● Given task
Find how many lines in the data below mention "underlying". Give the number only.
____
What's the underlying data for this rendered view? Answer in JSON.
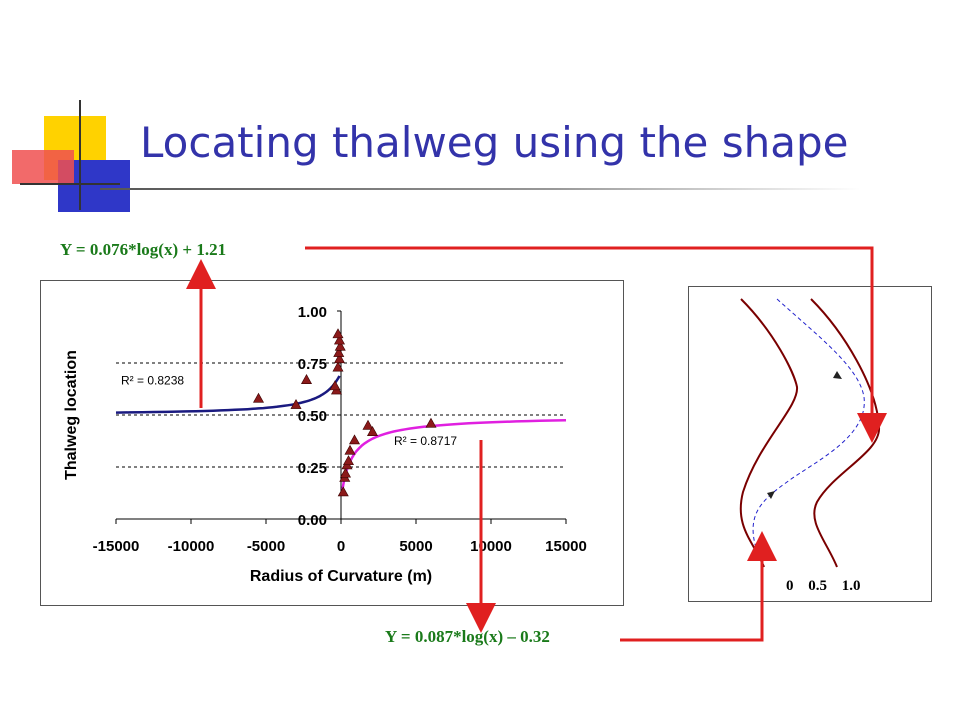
{
  "slide": {
    "title": "Locating thalweg using the shape",
    "equation_left": "Y = 0.076*log(x) + 1.21",
    "equation_right": "Y = 0.087*log(x) – 0.32",
    "colors": {
      "title": "#3333aa",
      "equation": "#1a7a1a",
      "arrow": "#e02020"
    }
  },
  "chart_data": {
    "type": "scatter",
    "xlabel": "Radius of Curvature (m)",
    "ylabel": "Thalweg location",
    "xlim": [
      -15000,
      15000
    ],
    "ylim": [
      0,
      1
    ],
    "xticks": [
      "-15000",
      "-10000",
      "-5000",
      "0",
      "5000",
      "10000",
      "15000"
    ],
    "yticks": [
      "0.00",
      "0.25",
      "0.50",
      "0.75",
      "1.00"
    ],
    "grid": "horizontal dashed",
    "series": [
      {
        "marker": "triangle",
        "color": "#8b1a1a",
        "points": [
          {
            "x": -5500,
            "y": 0.58
          },
          {
            "x": -2300,
            "y": 0.67
          },
          {
            "x": -3000,
            "y": 0.55
          },
          {
            "x": -300,
            "y": 0.62
          },
          {
            "x": -400,
            "y": 0.64
          },
          {
            "x": -200,
            "y": 0.73
          },
          {
            "x": -100,
            "y": 0.77
          },
          {
            "x": -150,
            "y": 0.8
          },
          {
            "x": -50,
            "y": 0.83
          },
          {
            "x": -100,
            "y": 0.86
          },
          {
            "x": -200,
            "y": 0.89
          },
          {
            "x": 150,
            "y": 0.13
          },
          {
            "x": 250,
            "y": 0.2
          },
          {
            "x": 300,
            "y": 0.22
          },
          {
            "x": 400,
            "y": 0.26
          },
          {
            "x": 500,
            "y": 0.28
          },
          {
            "x": 600,
            "y": 0.33
          },
          {
            "x": 900,
            "y": 0.38
          },
          {
            "x": 1800,
            "y": 0.45
          },
          {
            "x": 2100,
            "y": 0.42
          },
          {
            "x": 6000,
            "y": 0.46
          }
        ]
      }
    ],
    "fits": [
      {
        "color": "#1a1a80",
        "domain": [
          -15000,
          -100
        ],
        "r2_label": "R² = 0.8238",
        "r2_at": {
          "x": -15000,
          "y": 0.67
        }
      },
      {
        "color": "#e020e0",
        "domain": [
          100,
          15000
        ],
        "r2_label": "R² = 0.8717",
        "r2_at": {
          "x": 3200,
          "y": 0.38
        }
      }
    ]
  },
  "diagram": {
    "labels": [
      "0",
      "0.5",
      "1.0"
    ],
    "bank_color": "#7a0000",
    "thalweg_color": "#2222cc"
  }
}
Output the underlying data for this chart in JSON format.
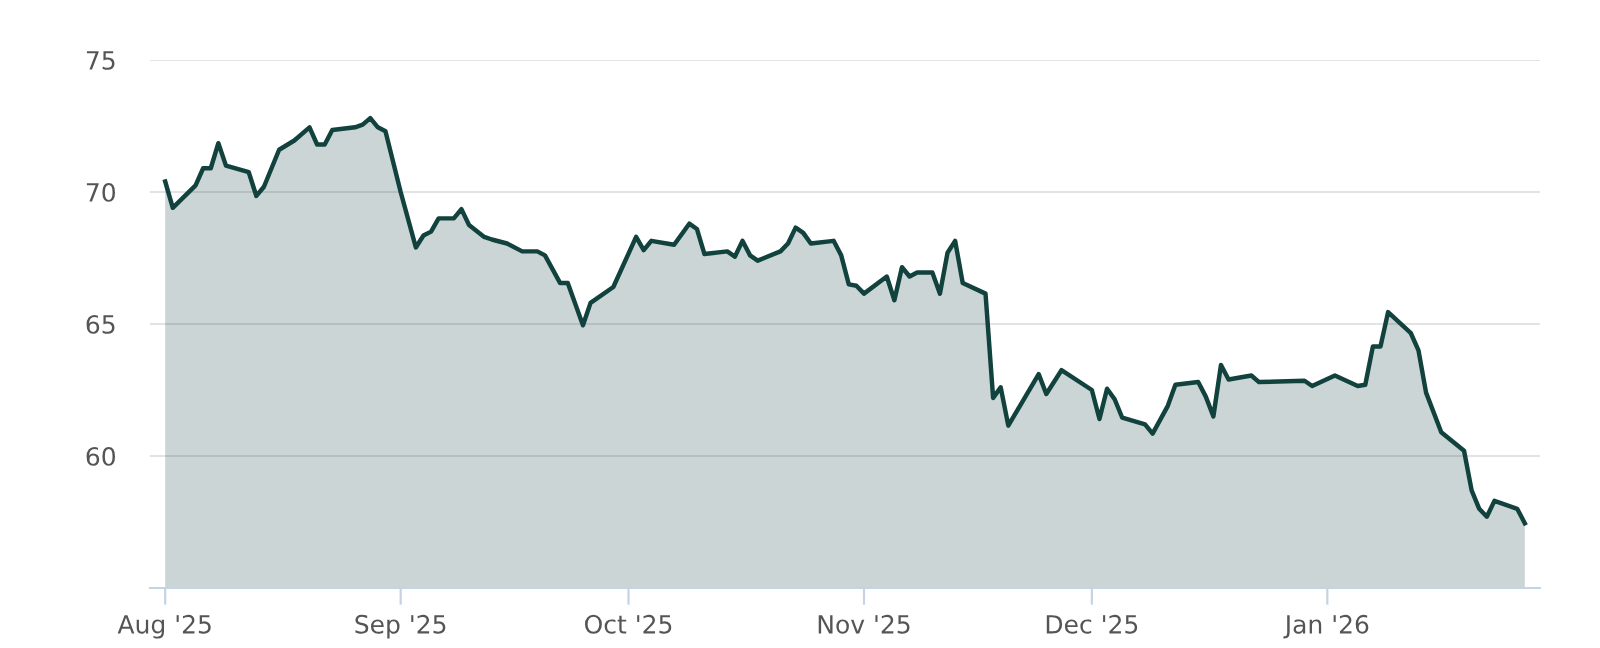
{
  "chart_data": {
    "type": "area",
    "x": [
      "2025-08-01",
      "2025-08-02",
      "2025-08-05",
      "2025-08-06",
      "2025-08-07",
      "2025-08-08",
      "2025-08-09",
      "2025-08-12",
      "2025-08-13",
      "2025-08-14",
      "2025-08-16",
      "2025-08-18",
      "2025-08-20",
      "2025-08-21",
      "2025-08-22",
      "2025-08-23",
      "2025-08-26",
      "2025-08-27",
      "2025-08-28",
      "2025-08-29",
      "2025-08-30",
      "2025-09-01",
      "2025-09-03",
      "2025-09-04",
      "2025-09-05",
      "2025-09-06",
      "2025-09-08",
      "2025-09-09",
      "2025-09-10",
      "2025-09-12",
      "2025-09-13",
      "2025-09-15",
      "2025-09-17",
      "2025-09-19",
      "2025-09-20",
      "2025-09-22",
      "2025-09-23",
      "2025-09-25",
      "2025-09-26",
      "2025-09-29",
      "2025-10-02",
      "2025-10-03",
      "2025-10-04",
      "2025-10-07",
      "2025-10-09",
      "2025-10-10",
      "2025-10-11",
      "2025-10-14",
      "2025-10-15",
      "2025-10-16",
      "2025-10-17",
      "2025-10-18",
      "2025-10-21",
      "2025-10-22",
      "2025-10-23",
      "2025-10-24",
      "2025-10-25",
      "2025-10-28",
      "2025-10-29",
      "2025-10-30",
      "2025-10-31",
      "2025-11-01",
      "2025-11-04",
      "2025-11-05",
      "2025-11-06",
      "2025-11-07",
      "2025-11-08",
      "2025-11-10",
      "2025-11-11",
      "2025-11-12",
      "2025-11-13",
      "2025-11-14",
      "2025-11-17",
      "2025-11-18",
      "2025-11-19",
      "2025-11-20",
      "2025-11-24",
      "2025-11-25",
      "2025-11-27",
      "2025-12-01",
      "2025-12-02",
      "2025-12-03",
      "2025-12-04",
      "2025-12-05",
      "2025-12-08",
      "2025-12-09",
      "2025-12-11",
      "2025-12-12",
      "2025-12-15",
      "2025-12-16",
      "2025-12-17",
      "2025-12-18",
      "2025-12-19",
      "2025-12-22",
      "2025-12-23",
      "2025-12-29",
      "2025-12-30",
      "2026-01-02",
      "2026-01-05",
      "2026-01-06",
      "2026-01-07",
      "2026-01-08",
      "2026-01-09",
      "2026-01-12",
      "2026-01-13",
      "2026-01-14",
      "2026-01-16",
      "2026-01-19",
      "2026-01-20",
      "2026-01-21",
      "2026-01-22",
      "2026-01-23",
      "2026-01-26",
      "2026-01-27"
    ],
    "series": [
      {
        "color": "#12423e",
        "values": [
          70.4,
          69.4,
          70.25,
          70.9,
          70.9,
          71.85,
          71.0,
          70.75,
          69.85,
          70.2,
          71.6,
          71.95,
          72.45,
          71.8,
          71.8,
          72.35,
          72.45,
          72.55,
          72.8,
          72.45,
          72.3,
          70.0,
          67.9,
          68.35,
          68.5,
          69.0,
          69.0,
          69.35,
          68.75,
          68.3,
          68.2,
          68.05,
          67.75,
          67.75,
          67.6,
          66.55,
          66.55,
          64.95,
          65.8,
          66.4,
          68.3,
          67.8,
          68.15,
          68.0,
          68.8,
          68.6,
          67.65,
          67.75,
          67.55,
          68.15,
          67.6,
          67.4,
          67.75,
          68.05,
          68.65,
          68.45,
          68.05,
          68.15,
          67.6,
          66.5,
          66.45,
          66.15,
          66.8,
          65.9,
          67.15,
          66.8,
          66.95,
          66.95,
          66.15,
          67.7,
          68.15,
          66.55,
          66.15,
          62.2,
          62.6,
          61.15,
          63.1,
          62.35,
          63.25,
          62.5,
          61.4,
          62.55,
          62.15,
          61.45,
          61.2,
          60.85,
          61.9,
          62.7,
          62.8,
          62.25,
          61.5,
          63.45,
          62.9,
          63.05,
          62.8,
          62.85,
          62.65,
          63.05,
          62.65,
          62.7,
          64.15,
          64.15,
          65.45,
          64.65,
          64.0,
          62.4,
          60.9,
          60.2,
          58.7,
          58.0,
          57.7,
          58.3,
          58.0,
          57.45
        ]
      }
    ],
    "xlim": [
      "2025-07-30",
      "2026-01-29"
    ],
    "xticks": [
      {
        "value": "2025-08-01",
        "label": "Aug '25"
      },
      {
        "value": "2025-09-01",
        "label": "Sep '25"
      },
      {
        "value": "2025-10-01",
        "label": "Oct '25"
      },
      {
        "value": "2025-11-01",
        "label": "Nov '25"
      },
      {
        "value": "2025-12-01",
        "label": "Dec '25"
      },
      {
        "value": "2026-01-01",
        "label": "Jan '26"
      }
    ],
    "ylim": [
      55,
      75
    ],
    "yticks": [
      60,
      65,
      70,
      75
    ],
    "grid": "y"
  }
}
____
● Result of the exercise
2